WRITTEN INSTRUCTION — Gather all lines in the entries that include the word "perheen".

◆ ◆ ◆

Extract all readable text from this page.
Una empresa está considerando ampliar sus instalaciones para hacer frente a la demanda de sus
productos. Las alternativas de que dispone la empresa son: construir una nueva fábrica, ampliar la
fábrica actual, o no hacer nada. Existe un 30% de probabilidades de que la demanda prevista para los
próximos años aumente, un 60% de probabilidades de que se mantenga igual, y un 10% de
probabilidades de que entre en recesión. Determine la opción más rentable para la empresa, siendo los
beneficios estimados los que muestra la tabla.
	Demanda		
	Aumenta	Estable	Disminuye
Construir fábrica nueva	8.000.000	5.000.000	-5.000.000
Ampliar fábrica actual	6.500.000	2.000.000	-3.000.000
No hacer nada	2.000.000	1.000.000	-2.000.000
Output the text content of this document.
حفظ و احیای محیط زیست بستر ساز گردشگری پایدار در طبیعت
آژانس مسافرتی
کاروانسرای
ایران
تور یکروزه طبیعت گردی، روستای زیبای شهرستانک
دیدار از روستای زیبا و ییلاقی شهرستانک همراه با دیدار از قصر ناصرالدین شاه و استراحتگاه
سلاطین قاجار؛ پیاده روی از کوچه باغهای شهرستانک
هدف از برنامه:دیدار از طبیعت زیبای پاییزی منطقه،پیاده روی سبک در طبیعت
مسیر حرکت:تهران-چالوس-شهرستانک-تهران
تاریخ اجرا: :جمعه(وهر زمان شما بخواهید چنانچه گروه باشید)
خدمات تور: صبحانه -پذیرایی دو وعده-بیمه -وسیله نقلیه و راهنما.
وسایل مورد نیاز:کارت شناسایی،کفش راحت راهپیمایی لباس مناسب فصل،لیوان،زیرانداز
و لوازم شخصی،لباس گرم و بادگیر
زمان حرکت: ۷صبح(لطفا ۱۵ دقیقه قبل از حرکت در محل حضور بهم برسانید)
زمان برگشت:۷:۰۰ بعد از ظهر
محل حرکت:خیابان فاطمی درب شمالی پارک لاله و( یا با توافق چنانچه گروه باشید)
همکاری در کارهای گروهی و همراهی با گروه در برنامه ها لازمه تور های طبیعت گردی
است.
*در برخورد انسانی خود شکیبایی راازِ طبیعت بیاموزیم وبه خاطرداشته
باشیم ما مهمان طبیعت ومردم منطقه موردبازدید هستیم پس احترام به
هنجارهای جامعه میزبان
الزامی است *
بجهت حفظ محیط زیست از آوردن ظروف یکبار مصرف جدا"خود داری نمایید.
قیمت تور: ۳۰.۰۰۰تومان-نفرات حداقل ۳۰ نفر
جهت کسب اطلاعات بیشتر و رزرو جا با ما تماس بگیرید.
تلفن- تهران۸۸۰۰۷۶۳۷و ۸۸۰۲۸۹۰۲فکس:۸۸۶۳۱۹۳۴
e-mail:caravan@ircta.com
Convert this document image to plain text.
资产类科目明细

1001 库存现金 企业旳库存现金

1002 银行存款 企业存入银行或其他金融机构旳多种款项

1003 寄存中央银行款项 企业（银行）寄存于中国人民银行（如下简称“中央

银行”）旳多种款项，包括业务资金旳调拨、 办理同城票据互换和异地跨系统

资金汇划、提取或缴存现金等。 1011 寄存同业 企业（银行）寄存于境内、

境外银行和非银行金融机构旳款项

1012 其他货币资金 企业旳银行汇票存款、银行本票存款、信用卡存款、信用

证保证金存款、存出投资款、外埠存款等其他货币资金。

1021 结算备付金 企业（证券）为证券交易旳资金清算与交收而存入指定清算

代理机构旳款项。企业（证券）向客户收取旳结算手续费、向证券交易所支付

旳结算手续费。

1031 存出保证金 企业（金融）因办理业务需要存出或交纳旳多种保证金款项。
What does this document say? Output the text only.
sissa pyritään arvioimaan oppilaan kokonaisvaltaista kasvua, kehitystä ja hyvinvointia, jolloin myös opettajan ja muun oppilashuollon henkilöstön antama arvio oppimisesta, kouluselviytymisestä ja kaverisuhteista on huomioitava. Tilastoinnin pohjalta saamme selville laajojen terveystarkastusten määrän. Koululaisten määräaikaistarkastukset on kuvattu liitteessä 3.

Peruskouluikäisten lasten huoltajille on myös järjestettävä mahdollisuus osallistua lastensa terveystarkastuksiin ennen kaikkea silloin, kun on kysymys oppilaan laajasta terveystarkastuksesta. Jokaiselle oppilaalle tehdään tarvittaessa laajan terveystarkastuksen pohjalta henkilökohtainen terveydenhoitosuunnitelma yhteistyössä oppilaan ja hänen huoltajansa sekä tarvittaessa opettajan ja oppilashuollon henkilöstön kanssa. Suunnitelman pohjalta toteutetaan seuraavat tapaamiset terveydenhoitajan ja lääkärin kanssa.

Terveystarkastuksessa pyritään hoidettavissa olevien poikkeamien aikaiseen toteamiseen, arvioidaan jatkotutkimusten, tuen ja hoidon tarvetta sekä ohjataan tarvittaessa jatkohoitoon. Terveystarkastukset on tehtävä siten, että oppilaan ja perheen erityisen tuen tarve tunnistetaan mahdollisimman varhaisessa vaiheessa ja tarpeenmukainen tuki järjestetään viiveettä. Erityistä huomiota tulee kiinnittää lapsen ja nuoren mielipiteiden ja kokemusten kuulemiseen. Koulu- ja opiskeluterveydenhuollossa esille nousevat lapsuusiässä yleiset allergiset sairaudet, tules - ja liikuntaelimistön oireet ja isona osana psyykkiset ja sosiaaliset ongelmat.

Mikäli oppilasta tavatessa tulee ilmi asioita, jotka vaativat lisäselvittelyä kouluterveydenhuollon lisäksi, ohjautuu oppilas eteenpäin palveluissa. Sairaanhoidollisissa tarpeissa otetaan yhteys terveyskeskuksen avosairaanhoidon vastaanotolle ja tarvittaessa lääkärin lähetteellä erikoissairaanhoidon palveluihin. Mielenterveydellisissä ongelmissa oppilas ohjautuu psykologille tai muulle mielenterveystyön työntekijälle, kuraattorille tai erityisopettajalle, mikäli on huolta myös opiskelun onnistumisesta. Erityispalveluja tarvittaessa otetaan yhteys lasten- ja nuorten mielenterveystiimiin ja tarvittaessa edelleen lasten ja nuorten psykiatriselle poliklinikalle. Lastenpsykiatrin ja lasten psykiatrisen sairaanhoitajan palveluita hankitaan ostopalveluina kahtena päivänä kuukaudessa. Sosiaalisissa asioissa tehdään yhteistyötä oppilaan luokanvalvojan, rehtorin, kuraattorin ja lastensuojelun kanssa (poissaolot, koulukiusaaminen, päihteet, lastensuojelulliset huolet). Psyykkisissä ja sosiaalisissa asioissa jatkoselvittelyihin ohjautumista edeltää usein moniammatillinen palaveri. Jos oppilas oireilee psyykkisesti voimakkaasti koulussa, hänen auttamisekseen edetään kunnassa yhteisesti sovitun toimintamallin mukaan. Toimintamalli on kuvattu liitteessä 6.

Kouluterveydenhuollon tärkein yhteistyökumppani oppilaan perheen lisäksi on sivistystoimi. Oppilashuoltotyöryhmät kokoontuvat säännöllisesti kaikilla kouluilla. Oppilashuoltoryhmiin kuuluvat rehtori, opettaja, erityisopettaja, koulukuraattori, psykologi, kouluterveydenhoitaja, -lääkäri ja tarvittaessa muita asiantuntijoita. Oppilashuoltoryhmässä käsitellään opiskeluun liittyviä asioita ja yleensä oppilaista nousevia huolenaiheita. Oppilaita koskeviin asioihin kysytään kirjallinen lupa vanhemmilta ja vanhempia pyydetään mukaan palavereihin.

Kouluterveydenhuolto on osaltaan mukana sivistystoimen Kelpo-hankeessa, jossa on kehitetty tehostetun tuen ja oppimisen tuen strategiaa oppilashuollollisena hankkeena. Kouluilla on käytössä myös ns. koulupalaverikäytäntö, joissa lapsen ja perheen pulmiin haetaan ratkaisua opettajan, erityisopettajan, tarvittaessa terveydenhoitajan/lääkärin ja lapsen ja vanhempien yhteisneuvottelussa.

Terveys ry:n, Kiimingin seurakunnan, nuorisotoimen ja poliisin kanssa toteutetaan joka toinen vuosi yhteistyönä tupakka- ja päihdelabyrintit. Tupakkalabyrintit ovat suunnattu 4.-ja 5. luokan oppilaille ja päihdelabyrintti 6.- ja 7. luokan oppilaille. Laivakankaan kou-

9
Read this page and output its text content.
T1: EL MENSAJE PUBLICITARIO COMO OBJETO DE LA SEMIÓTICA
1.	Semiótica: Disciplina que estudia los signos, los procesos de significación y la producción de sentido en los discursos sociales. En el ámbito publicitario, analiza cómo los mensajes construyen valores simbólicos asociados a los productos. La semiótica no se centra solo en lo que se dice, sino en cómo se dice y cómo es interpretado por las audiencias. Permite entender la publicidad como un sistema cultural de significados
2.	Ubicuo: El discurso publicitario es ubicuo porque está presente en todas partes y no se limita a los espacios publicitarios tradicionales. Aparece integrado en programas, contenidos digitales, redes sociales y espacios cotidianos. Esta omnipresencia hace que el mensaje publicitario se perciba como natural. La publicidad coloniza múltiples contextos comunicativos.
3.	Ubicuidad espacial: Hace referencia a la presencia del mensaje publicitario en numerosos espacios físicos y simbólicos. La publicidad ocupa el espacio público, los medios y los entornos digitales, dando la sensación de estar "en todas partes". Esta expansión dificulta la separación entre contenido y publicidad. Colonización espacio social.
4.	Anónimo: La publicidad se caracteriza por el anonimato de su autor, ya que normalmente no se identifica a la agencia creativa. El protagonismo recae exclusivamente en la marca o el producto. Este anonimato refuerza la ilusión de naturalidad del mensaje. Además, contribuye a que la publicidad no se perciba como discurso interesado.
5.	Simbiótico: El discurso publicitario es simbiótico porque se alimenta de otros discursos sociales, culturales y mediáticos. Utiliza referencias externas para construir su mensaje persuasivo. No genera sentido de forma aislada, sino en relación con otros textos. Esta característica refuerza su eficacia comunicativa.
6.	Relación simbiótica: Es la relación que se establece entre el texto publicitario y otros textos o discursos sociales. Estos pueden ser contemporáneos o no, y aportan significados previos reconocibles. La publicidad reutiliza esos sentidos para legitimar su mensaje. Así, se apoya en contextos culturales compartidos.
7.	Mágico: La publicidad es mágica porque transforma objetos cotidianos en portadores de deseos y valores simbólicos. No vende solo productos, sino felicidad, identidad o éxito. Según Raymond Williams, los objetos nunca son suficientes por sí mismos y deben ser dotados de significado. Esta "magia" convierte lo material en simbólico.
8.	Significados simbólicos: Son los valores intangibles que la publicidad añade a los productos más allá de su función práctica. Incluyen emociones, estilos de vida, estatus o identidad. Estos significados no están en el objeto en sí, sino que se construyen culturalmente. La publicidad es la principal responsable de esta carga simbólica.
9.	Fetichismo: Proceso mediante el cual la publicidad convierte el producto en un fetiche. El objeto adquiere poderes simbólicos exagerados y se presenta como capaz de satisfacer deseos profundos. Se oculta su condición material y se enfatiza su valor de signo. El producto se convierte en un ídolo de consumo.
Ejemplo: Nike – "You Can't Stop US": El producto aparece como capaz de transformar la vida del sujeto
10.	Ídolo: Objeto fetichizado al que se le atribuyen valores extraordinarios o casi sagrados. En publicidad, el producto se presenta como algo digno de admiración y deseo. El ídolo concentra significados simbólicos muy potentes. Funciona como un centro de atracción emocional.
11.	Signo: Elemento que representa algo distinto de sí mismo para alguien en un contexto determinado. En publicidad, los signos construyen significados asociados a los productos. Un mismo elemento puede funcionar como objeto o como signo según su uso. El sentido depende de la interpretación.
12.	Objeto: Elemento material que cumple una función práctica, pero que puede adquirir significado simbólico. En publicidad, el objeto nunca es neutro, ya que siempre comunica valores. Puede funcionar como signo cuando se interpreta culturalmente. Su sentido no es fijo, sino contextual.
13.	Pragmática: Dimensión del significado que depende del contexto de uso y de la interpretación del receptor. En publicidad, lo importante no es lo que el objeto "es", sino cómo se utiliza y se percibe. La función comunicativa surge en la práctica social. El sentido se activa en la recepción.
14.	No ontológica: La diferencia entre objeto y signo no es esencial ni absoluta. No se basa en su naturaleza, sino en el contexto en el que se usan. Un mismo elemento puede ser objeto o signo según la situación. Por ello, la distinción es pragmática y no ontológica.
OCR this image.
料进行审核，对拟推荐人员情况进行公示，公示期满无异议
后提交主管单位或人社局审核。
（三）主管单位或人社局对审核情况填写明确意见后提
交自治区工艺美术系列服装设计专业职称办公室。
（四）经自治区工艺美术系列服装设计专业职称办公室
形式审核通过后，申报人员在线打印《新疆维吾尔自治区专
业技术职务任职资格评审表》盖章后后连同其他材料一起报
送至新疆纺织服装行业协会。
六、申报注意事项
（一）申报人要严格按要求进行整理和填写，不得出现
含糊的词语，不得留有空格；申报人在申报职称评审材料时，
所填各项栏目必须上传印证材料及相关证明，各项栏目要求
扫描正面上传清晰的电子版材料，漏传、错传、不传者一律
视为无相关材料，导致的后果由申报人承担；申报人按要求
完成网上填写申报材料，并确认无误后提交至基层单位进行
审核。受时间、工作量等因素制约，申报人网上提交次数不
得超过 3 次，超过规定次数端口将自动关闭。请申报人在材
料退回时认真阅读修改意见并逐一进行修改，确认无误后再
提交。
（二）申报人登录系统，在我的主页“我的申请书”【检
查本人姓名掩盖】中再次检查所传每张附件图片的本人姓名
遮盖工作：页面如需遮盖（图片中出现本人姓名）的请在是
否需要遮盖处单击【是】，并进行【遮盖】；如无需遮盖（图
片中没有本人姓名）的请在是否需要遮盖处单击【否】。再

◆ ◆ ◆

EXERCISE ANSWER —
Terveystarkastuksessa pyritään hoidettavissa olevien poikkeamien aikaiseen toteamiseen, arvioidaan jatkotutkimusten, tuen ja hoidon tarvetta sekä ohjataan tarvittaessa jatkohoitoon. Terveystarkastukset on tehtävä siten, että oppilaan ja perheen erityisen tuen tarve tunnistetaan mahdollisimman varhaisessa vaiheessa ja tarpeenmukainen tuki järjestetään viiveettä. Erityistä huomiota tulee kiinnittää lapsen ja nuoren mielipiteiden ja kokemusten kuulemiseen. Koulu- ja opiskeluterveydenhuollossa esille nousevat lapsuusiässä yleiset allergiset sairaudet, tules - ja liikuntaelimistön oireet ja isona osana psyykkiset ja sosiaaliset ongelmat.
Kouluterveydenhuollon tärkein yhteistyökumppani oppilaan perheen lisäksi on sivistystoimi. Oppilashuoltotyöryhmät kokoontuvat säännöllisesti kaikilla kouluilla. Oppilashuoltoryhmiin kuuluvat rehtori, opettaja, erityisopettaja, koulukuraattori, psykologi, kouluterveydenhoitaja, -lääkäri ja tarvittaessa muita asiantuntijoita. Oppilashuoltoryhmässä käsitellään opiskeluun liittyviä asioita ja yleensä oppilaista nousevia huolenaiheita. Oppilaita koskeviin asioihin kysytään kirjallinen lupa vanhemmilta ja vanhempia pyydetään mukaan palavereihin.
Kouluterveydenhuolto on osaltaan mukana sivistystoimen Kelpo-hankeessa, jossa on kehitetty tehostetun tuen ja oppimisen tuen strategiaa oppilashuollollisena hankkeena. Kouluilla on käytössä myös ns. koulupalaverikäytäntö, joissa lapsen ja perheen pulmiin haetaan ratkaisua opettajan, erityisopettajan, tarvittaessa terveydenhoitajan/lääkärin ja lapsen ja vanhempien yhteisneuvottelussa.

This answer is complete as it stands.